__Directions for this task__:
Tally up the lines that include "Plot" and state that number by itself.

__Data for this task__:
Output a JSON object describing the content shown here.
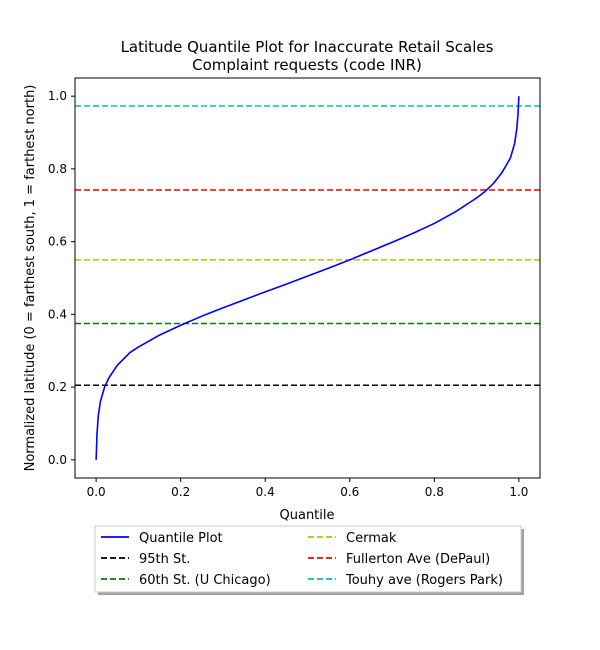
{
  "chart_data": {
    "type": "line",
    "title": "Latitude Quantile Plot for Inaccurate Retail Scales",
    "subtitle": "Complaint  requests (code INR)",
    "xlabel": "Quantile",
    "ylabel": "Normalized latitude (0 = farthest south, 1 = farthest north)",
    "xlim": [
      -0.05,
      1.05
    ],
    "ylim": [
      -0.05,
      1.05
    ],
    "xticks": [
      "0.0",
      "0.2",
      "0.4",
      "0.6",
      "0.8",
      "1.0"
    ],
    "yticks": [
      "0.0",
      "0.2",
      "0.4",
      "0.6",
      "0.8",
      "1.0"
    ],
    "grid": false,
    "legend_position": "below",
    "series": [
      {
        "name": "Quantile Plot",
        "color": "#0000ff",
        "style": "solid",
        "x": [
          0.0,
          0.002,
          0.005,
          0.01,
          0.02,
          0.03,
          0.05,
          0.08,
          0.1,
          0.15,
          0.2,
          0.25,
          0.3,
          0.35,
          0.4,
          0.45,
          0.5,
          0.55,
          0.6,
          0.65,
          0.7,
          0.75,
          0.8,
          0.85,
          0.9,
          0.92,
          0.94,
          0.96,
          0.98,
          0.99,
          0.995,
          0.998,
          1.0
        ],
        "y": [
          0.0,
          0.07,
          0.12,
          0.16,
          0.2,
          0.225,
          0.26,
          0.295,
          0.31,
          0.343,
          0.37,
          0.395,
          0.418,
          0.44,
          0.462,
          0.483,
          0.505,
          0.527,
          0.55,
          0.574,
          0.598,
          0.623,
          0.65,
          0.682,
          0.72,
          0.738,
          0.76,
          0.79,
          0.83,
          0.87,
          0.91,
          0.95,
          1.0
        ]
      }
    ],
    "reference_lines": [
      {
        "name": "95th St.",
        "y": 0.205,
        "color": "#000000",
        "style": "dashed"
      },
      {
        "name": "60th St. (U Chicago)",
        "y": 0.375,
        "color": "#008000",
        "style": "dashed"
      },
      {
        "name": "Cermak",
        "y": 0.55,
        "color": "#bfbf00",
        "style": "dashed"
      },
      {
        "name": "Fullerton Ave (DePaul)",
        "y": 0.742,
        "color": "#ff0000",
        "style": "dashed"
      },
      {
        "name": "Touhy ave (Rogers Park)",
        "y": 0.973,
        "color": "#00bfbf",
        "style": "dashed"
      }
    ]
  }
}
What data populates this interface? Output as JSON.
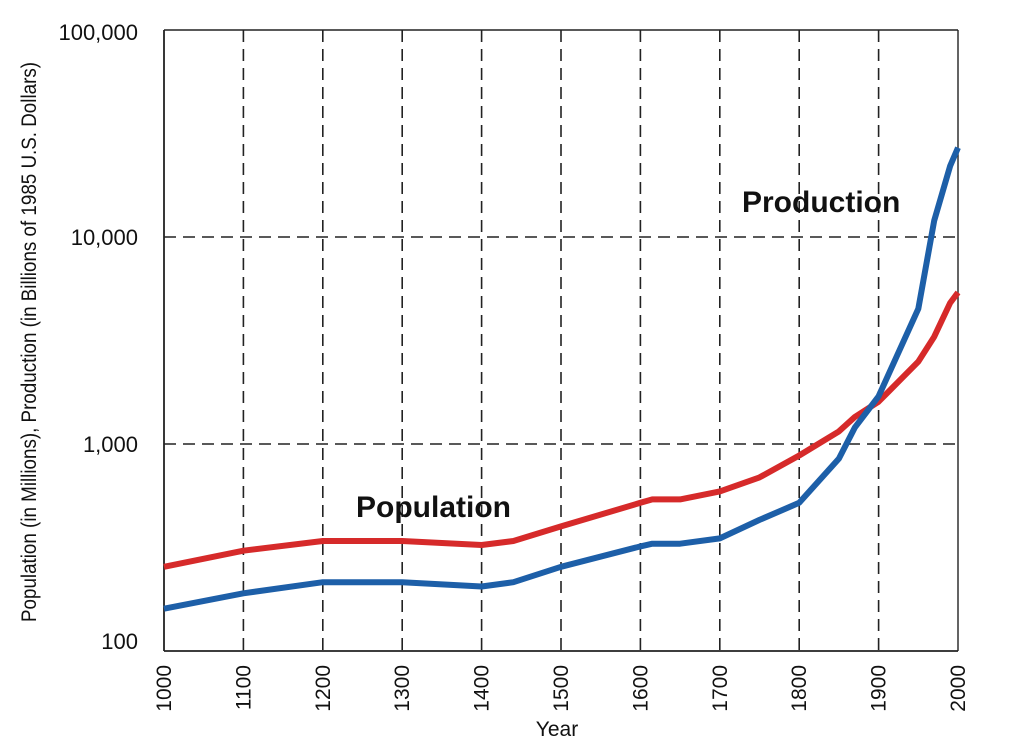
{
  "chart_data": {
    "type": "line",
    "xlabel": "Year",
    "ylabel": "Population (in Millions), Production (in Billions of 1985 U.S. Dollars)",
    "x_ticks": [
      "1000",
      "1100",
      "1200",
      "1300",
      "1400",
      "1500",
      "1600",
      "1700",
      "1800",
      "1900",
      "2000"
    ],
    "y_ticks": [
      "100",
      "1,000",
      "10,000",
      "100,000"
    ],
    "y_scale": "log",
    "xlim": [
      1000,
      2000
    ],
    "ylim": [
      100,
      100000
    ],
    "grid": "dashed",
    "series": [
      {
        "name": "Population",
        "color": "#d62a2a",
        "x": [
          1000,
          1100,
          1200,
          1300,
          1400,
          1440,
          1500,
          1600,
          1615,
          1650,
          1700,
          1750,
          1800,
          1850,
          1870,
          1900,
          1950,
          1970,
          1990,
          2000
        ],
        "y": [
          255,
          305,
          340,
          340,
          325,
          340,
          400,
          520,
          540,
          540,
          590,
          690,
          880,
          1150,
          1350,
          1600,
          2500,
          3300,
          4800,
          5400
        ]
      },
      {
        "name": "Production",
        "color": "#1d5fa8",
        "x": [
          1000,
          1100,
          1200,
          1300,
          1400,
          1440,
          1500,
          1600,
          1615,
          1650,
          1700,
          1750,
          1800,
          1850,
          1870,
          1900,
          1950,
          1970,
          1990,
          2000
        ],
        "y": [
          160,
          190,
          215,
          215,
          205,
          215,
          255,
          320,
          330,
          330,
          350,
          430,
          520,
          850,
          1200,
          1700,
          4500,
          12000,
          22000,
          27000
        ]
      }
    ]
  }
}
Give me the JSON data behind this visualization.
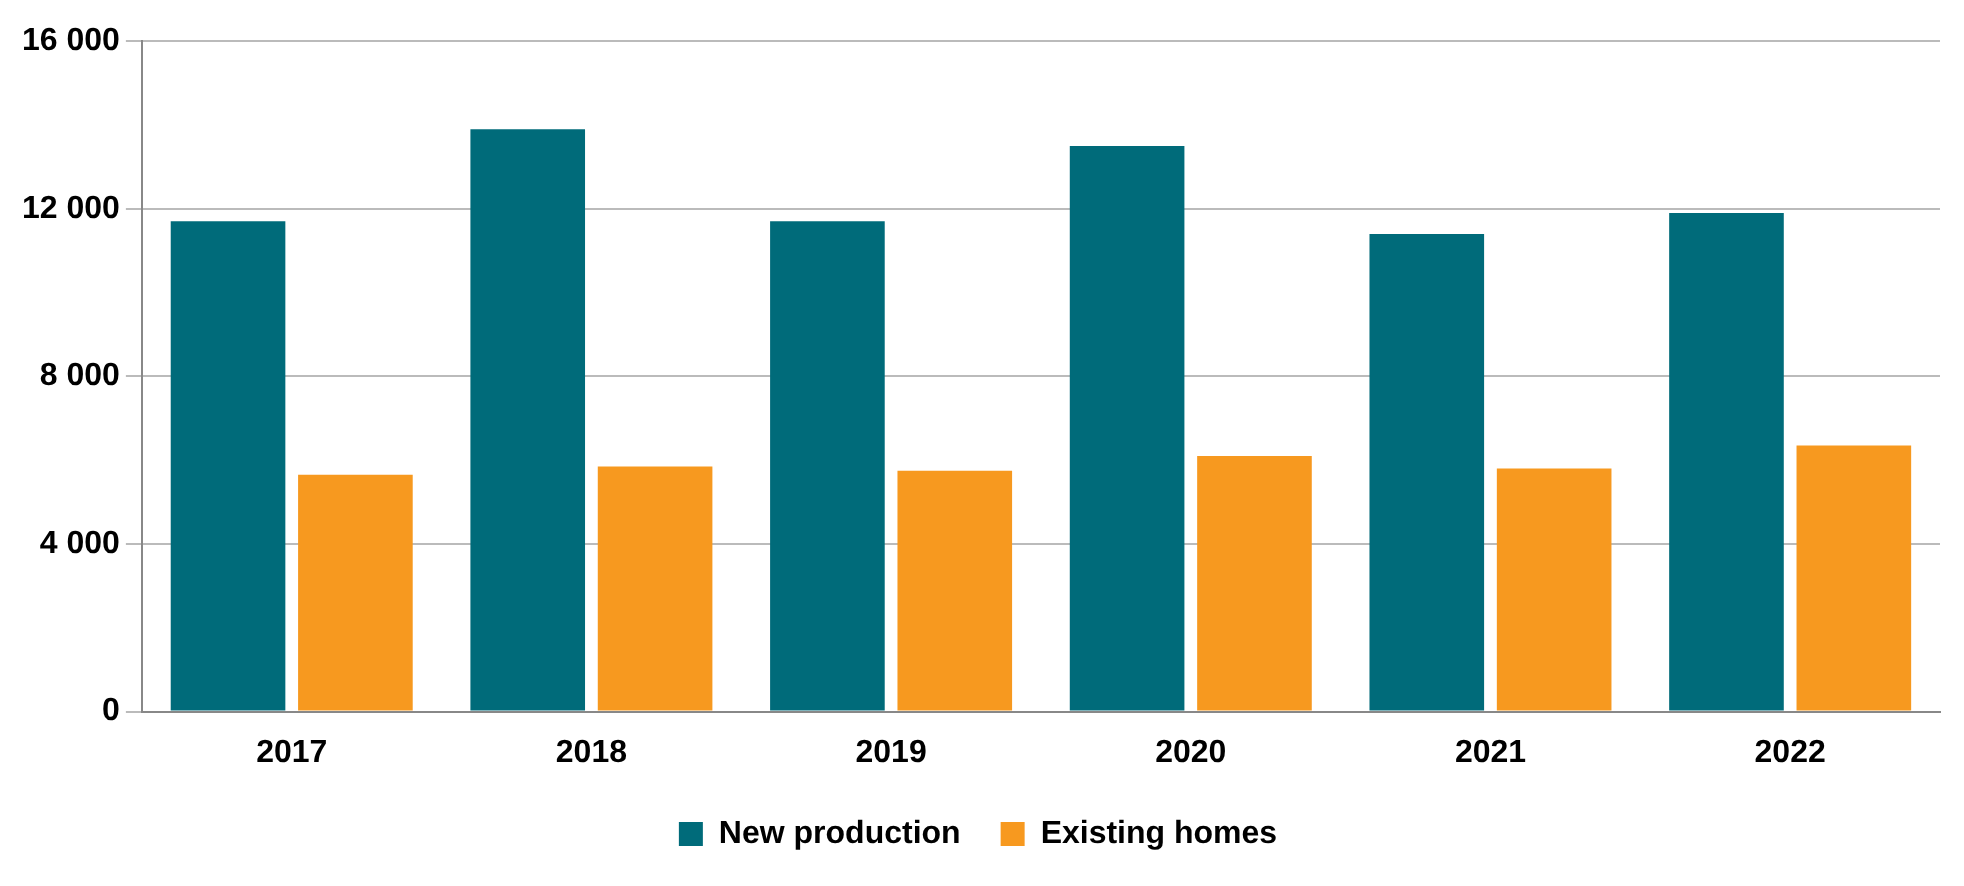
{
  "chart_data": {
    "type": "bar",
    "categories": [
      "2017",
      "2018",
      "2019",
      "2020",
      "2021",
      "2022"
    ],
    "series": [
      {
        "name": "New production",
        "color": "#006b7a",
        "values": [
          11700,
          13900,
          11700,
          13500,
          11400,
          11900
        ]
      },
      {
        "name": "Existing homes",
        "color": "#f7991f",
        "values": [
          5650,
          5850,
          5750,
          6100,
          5800,
          6350
        ]
      }
    ],
    "ylim": [
      0,
      16000
    ],
    "yticks": [
      {
        "value": 0,
        "label": "0"
      },
      {
        "value": 4000,
        "label": "4 000"
      },
      {
        "value": 8000,
        "label": "8 000"
      },
      {
        "value": 12000,
        "label": "12 000"
      },
      {
        "value": 16000,
        "label": "16 000"
      }
    ],
    "grid": "y",
    "legend": "bottom"
  }
}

__Task result__:
2